**EXERCISE GOAL:**
Restate every record exactly, with nothing skipped.

■ ■ ■ ■ ■ ■ ■

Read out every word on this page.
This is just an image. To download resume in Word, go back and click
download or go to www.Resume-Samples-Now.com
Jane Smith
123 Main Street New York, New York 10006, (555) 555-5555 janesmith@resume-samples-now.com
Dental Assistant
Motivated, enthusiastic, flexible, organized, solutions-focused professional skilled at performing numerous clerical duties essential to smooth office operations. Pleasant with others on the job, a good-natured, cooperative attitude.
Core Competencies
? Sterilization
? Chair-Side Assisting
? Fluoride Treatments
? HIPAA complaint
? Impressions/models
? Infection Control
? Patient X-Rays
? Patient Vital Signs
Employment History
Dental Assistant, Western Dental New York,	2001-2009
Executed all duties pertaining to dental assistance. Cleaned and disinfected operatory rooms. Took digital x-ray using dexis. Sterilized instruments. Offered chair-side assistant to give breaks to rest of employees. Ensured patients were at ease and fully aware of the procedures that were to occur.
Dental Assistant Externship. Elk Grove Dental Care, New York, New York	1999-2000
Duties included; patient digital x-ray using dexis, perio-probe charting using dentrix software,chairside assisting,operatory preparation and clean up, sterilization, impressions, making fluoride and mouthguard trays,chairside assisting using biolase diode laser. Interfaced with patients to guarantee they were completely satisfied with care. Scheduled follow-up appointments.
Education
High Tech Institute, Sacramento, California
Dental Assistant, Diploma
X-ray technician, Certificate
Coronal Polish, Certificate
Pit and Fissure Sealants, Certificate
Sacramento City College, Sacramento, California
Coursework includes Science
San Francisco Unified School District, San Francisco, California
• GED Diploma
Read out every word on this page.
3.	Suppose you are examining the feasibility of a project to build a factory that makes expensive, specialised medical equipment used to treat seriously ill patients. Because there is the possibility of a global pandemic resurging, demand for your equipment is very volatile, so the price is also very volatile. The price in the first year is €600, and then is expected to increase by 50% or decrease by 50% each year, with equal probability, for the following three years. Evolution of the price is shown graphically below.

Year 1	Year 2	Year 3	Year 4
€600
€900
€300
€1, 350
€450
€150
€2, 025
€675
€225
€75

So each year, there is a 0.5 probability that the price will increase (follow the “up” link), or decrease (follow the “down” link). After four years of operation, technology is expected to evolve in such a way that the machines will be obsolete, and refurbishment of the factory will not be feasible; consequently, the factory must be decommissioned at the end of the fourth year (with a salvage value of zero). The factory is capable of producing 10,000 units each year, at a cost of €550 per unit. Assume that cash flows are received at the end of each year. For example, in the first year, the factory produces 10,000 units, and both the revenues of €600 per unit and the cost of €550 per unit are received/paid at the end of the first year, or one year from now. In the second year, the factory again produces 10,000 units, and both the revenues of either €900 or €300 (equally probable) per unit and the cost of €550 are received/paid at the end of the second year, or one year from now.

■ ■ ■ ■ ■ ■ ■

**ANSWER TO THIS PROBLEM:**
Read out every word on this page.
This is just an image. To download resume in Word, go back and click
download or go to www.Resume-Samples-Now.com
Jane Smith
123 Main Street New York, New York 10006, (555) 555-5555 janesmith@resume-samples-now.com
Dental Assistant
Motivated, enthusiastic, flexible, organized, solutions-focused professional skilled at performing numerous clerical duties essential to smooth office operations. Pleasant with others on the job, a good-natured, cooperative attitude.
Core Competencies
? Sterilization
? Chair-Side Assisting
? Fluoride Treatments
? HIPAA complaint
? Impressions/models
? Infection Control
? Patient X-Rays
? Patient Vital Signs
Employment History
Dental Assistant, Western Dental New York,	2001-2009
Executed all duties pertaining to dental assistance. Cleaned and disinfected operatory rooms. Took digital x-ray using dexis. Sterilized instruments. Offered chair-side assistant to give breaks to rest of employees. Ensured patients were at ease and fully aware of the procedures that were to occur.
Dental Assistant Externship. Elk Grove Dental Care, New York, New York	1999-2000
Duties included; patient digital x-ray using dexis, perio-probe charting using dentrix software,chairside assisting,operatory preparation and clean up, sterilization, impressions, making fluoride and mouthguard trays,chairside assisting using biolase diode laser. Interfaced with patients to guarantee they were completely satisfied with care. Scheduled follow-up appointments.
Education
High Tech Institute, Sacramento, California
Dental Assistant, Diploma
X-ray technician, Certificate
Coronal Polish, Certificate
Pit and Fissure Sealants, Certificate
Sacramento City College, Sacramento, California
Coursework includes Science
San Francisco Unified School District, San Francisco, California
• GED Diploma
Read out every word on this page.
3.	Suppose you are examining the feasibility of a project to build a factory that makes expensive, specialised medical equipment used to treat seriously ill patients. Because there is the possibility of a global pandemic resurging, demand for your equipment is very volatile, so the price is also very volatile. The price in the first year is €600, and then is expected to increase by 50% or decrease by 50% each year, with equal probability, for the following three years. Evolution of the price is shown graphically below.

Year 1	Year 2	Year 3	Year 4
€600
€900
€300
€1, 350
€450
€150
€2, 025
€675
€225
€75

So each year, there is a 0.5 probability that the price will increase (follow the “up” link), or decrease (follow the “down” link). After four years of operation, technology is expected to evolve in such a way that the machines will be obsolete, and refurbishment of the factory will not be feasible; consequently, the factory must be decommissioned at the end of the fourth year (with a salvage value of zero). The factory is capable of producing 10,000 units each year, at a cost of €550 per unit. Assume that cash flows are received at the end of each year. For example, in the first year, the factory produces 10,000 units, and both the revenues of €600 per unit and the cost of €550 per unit are received/paid at the end of the first year, or one year from now. In the second year, the factory again produces 10,000 units, and both the revenues of either €900 or €300 (equally probable) per unit and the cost of €550 are received/paid at the end of the second year, or one year from now.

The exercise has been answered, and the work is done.